Exercise aim:
Please report every line from the material that contains the word "LANE".

Data records:
▼

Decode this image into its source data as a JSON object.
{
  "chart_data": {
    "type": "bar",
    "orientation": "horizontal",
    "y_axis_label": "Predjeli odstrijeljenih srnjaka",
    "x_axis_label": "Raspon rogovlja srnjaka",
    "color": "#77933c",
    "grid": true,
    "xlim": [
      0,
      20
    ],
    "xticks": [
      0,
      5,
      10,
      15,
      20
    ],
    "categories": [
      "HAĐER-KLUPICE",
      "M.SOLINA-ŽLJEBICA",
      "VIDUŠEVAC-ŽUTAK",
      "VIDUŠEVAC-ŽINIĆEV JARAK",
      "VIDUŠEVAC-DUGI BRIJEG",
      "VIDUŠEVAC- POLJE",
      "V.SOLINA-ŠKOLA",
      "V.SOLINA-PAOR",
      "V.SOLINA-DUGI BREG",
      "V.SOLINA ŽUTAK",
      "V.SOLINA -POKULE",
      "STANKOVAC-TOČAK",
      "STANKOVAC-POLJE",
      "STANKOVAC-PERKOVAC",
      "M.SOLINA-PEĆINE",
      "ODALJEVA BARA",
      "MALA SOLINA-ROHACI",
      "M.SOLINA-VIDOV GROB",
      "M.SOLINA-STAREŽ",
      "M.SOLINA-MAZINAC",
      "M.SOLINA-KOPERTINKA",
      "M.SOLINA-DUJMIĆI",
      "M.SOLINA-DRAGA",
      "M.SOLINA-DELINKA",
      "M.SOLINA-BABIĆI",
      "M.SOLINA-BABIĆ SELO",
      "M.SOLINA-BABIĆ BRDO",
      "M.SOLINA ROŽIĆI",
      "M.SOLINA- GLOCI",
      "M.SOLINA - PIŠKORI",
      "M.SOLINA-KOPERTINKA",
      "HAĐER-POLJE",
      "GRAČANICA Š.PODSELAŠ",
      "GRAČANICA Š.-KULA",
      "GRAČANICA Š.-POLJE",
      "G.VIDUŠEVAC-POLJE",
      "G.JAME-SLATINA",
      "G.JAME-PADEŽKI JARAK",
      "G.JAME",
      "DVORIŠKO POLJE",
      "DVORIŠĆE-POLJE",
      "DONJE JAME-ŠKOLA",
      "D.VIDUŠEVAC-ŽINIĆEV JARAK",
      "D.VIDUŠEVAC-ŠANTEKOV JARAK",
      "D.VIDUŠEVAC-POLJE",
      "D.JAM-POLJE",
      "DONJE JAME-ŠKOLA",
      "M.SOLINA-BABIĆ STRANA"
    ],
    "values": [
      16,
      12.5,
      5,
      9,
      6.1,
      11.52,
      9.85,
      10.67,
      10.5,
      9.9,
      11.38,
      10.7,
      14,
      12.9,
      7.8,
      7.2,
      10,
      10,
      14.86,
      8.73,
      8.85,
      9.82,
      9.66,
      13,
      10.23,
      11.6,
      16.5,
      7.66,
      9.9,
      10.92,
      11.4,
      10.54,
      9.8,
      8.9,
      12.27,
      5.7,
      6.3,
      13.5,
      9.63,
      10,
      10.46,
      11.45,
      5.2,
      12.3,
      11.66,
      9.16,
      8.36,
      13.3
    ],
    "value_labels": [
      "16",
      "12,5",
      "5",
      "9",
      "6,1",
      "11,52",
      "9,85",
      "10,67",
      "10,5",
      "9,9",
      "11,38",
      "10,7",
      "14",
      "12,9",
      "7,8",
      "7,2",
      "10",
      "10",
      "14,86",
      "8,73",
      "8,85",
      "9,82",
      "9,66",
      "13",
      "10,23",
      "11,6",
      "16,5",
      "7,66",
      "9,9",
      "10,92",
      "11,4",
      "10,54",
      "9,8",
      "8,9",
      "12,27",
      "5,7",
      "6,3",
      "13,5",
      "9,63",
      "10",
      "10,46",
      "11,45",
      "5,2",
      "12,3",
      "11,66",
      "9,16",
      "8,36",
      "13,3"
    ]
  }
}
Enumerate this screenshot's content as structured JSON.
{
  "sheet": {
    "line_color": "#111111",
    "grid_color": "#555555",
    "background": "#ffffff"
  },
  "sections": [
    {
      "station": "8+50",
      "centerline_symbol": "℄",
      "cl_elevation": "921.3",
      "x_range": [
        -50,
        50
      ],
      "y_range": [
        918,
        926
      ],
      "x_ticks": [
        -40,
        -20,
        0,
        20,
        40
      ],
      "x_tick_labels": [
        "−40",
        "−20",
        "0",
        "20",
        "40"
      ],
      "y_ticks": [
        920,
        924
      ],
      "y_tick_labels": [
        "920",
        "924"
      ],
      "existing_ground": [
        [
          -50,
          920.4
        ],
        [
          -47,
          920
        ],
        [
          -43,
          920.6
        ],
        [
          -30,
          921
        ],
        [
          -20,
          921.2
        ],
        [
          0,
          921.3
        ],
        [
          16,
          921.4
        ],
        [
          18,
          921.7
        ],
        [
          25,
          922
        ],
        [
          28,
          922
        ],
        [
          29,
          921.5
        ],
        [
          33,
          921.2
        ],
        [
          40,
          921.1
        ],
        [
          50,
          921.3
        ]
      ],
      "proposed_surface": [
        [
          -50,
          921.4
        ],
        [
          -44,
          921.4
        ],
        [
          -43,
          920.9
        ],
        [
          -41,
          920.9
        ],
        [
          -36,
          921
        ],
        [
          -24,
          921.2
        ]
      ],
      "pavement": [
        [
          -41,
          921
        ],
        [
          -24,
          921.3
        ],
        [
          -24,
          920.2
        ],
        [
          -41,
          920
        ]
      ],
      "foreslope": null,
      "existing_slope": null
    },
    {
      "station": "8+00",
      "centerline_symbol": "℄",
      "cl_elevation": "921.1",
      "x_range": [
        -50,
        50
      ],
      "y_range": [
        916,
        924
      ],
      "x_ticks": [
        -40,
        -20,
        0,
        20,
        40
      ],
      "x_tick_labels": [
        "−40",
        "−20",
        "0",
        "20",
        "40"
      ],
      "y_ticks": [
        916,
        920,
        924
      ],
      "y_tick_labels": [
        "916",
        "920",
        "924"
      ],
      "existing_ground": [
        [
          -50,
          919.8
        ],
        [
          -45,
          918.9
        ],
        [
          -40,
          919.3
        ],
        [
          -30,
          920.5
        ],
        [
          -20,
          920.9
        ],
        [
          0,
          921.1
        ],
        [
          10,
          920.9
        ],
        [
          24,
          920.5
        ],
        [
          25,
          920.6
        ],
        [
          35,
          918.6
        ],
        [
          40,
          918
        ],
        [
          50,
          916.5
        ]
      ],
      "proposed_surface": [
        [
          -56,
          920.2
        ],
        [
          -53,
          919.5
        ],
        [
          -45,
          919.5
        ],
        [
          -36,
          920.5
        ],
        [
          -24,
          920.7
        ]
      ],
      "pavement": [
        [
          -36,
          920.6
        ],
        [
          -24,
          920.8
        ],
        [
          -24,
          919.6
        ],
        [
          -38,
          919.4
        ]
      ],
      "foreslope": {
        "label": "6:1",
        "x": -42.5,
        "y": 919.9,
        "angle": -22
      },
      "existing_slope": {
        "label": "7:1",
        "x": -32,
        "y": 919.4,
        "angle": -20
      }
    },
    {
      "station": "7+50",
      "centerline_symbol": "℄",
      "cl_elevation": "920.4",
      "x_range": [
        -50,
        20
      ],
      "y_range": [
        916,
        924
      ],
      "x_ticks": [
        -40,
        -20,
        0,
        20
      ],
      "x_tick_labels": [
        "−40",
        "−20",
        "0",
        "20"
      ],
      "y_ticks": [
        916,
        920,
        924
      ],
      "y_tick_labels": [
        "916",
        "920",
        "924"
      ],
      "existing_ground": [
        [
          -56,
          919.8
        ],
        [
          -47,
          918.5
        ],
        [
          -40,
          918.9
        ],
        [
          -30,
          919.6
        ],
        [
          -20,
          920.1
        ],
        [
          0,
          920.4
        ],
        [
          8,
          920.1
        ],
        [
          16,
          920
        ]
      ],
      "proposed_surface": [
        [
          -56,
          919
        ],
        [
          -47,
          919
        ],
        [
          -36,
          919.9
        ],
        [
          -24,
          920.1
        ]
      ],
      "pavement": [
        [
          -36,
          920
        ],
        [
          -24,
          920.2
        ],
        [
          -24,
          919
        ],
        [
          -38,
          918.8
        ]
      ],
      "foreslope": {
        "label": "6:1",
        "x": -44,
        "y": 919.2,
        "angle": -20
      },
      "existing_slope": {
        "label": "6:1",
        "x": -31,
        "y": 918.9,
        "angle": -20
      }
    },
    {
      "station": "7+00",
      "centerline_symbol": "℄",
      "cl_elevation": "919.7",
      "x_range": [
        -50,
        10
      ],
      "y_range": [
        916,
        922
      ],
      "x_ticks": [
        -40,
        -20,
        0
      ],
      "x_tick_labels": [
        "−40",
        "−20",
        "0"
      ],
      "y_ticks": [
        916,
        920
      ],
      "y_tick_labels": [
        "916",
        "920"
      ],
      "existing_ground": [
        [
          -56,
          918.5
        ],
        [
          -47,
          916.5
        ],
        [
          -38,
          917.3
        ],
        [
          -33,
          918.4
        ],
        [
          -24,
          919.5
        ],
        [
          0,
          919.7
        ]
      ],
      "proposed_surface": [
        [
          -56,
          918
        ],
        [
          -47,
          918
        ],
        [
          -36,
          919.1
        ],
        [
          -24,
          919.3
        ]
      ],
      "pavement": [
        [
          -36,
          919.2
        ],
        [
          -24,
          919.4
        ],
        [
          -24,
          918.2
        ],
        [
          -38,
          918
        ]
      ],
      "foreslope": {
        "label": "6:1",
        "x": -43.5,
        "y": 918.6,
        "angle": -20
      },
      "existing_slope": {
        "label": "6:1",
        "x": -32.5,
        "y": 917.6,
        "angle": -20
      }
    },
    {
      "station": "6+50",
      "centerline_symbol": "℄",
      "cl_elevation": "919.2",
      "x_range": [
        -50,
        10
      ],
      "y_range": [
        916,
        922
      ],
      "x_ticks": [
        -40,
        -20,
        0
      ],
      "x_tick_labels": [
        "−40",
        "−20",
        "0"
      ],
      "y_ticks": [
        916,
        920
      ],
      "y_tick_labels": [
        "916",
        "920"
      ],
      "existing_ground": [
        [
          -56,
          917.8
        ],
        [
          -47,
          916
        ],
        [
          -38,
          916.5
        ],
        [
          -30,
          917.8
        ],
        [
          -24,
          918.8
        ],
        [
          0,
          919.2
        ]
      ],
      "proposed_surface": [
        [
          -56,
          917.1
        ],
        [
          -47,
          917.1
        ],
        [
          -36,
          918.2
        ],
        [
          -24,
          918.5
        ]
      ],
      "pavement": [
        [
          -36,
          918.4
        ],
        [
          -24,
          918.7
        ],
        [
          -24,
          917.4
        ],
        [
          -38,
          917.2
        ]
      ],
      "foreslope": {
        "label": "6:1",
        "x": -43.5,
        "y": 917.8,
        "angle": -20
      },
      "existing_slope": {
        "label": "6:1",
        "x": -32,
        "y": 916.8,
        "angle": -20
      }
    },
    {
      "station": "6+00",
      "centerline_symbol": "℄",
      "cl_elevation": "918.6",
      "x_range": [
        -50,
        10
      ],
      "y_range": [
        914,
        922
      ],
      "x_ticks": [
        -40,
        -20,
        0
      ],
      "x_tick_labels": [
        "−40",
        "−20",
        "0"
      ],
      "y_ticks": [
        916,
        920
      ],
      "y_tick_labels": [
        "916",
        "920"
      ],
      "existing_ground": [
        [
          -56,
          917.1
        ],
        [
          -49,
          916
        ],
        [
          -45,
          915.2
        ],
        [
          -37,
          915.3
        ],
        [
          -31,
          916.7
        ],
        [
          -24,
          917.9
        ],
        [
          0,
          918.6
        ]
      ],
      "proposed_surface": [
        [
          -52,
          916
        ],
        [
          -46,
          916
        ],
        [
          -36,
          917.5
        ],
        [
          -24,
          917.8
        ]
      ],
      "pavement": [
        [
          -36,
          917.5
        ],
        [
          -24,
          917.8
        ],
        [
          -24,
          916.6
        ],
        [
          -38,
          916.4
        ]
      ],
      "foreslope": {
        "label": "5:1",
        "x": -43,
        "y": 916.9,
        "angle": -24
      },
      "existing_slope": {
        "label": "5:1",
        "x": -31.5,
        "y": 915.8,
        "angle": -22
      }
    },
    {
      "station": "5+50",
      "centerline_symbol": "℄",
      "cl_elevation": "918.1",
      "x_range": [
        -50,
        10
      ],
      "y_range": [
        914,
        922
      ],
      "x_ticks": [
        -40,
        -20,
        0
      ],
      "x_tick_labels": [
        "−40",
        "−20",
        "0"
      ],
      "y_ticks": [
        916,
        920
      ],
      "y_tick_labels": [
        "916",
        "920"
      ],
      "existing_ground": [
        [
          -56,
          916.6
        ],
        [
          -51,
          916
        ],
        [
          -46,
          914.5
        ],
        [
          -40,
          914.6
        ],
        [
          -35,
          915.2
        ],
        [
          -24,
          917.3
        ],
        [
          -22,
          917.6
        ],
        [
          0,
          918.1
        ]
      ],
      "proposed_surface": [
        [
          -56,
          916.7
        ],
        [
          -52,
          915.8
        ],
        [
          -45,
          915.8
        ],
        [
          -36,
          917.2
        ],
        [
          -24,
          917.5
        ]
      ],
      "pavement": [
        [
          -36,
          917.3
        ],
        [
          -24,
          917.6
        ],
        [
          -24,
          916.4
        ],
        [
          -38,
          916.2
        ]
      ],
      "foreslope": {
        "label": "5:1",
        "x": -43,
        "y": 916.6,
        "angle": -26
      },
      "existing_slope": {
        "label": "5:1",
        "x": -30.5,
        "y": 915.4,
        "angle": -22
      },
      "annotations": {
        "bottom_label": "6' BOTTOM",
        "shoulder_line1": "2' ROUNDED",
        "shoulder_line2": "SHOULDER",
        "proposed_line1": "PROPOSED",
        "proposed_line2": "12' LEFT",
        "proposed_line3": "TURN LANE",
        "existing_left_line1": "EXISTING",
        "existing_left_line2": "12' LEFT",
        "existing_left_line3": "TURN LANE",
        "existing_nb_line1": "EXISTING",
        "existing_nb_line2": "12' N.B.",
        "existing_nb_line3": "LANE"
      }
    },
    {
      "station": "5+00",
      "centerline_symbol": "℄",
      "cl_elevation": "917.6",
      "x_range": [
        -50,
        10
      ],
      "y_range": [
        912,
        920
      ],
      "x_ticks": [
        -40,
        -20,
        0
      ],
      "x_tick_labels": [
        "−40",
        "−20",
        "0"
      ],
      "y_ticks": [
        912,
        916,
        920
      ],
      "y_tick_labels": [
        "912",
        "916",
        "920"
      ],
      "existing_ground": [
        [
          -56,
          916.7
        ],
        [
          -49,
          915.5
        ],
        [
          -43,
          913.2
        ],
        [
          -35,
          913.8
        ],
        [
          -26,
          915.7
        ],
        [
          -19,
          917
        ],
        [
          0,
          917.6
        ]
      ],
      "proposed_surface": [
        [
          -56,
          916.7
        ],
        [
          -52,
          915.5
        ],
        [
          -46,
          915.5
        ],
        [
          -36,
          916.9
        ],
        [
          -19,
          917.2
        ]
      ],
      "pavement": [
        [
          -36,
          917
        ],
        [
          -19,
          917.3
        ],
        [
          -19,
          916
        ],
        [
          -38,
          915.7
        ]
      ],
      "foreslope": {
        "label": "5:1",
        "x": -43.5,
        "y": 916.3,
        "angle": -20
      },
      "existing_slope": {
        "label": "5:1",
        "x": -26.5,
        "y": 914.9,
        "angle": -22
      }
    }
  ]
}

▲

Exercise output:
        "proposed_line3": "TURN LANE",
        "existing_left_line3": "TURN LANE",
        "existing_nb_line3": "LANE"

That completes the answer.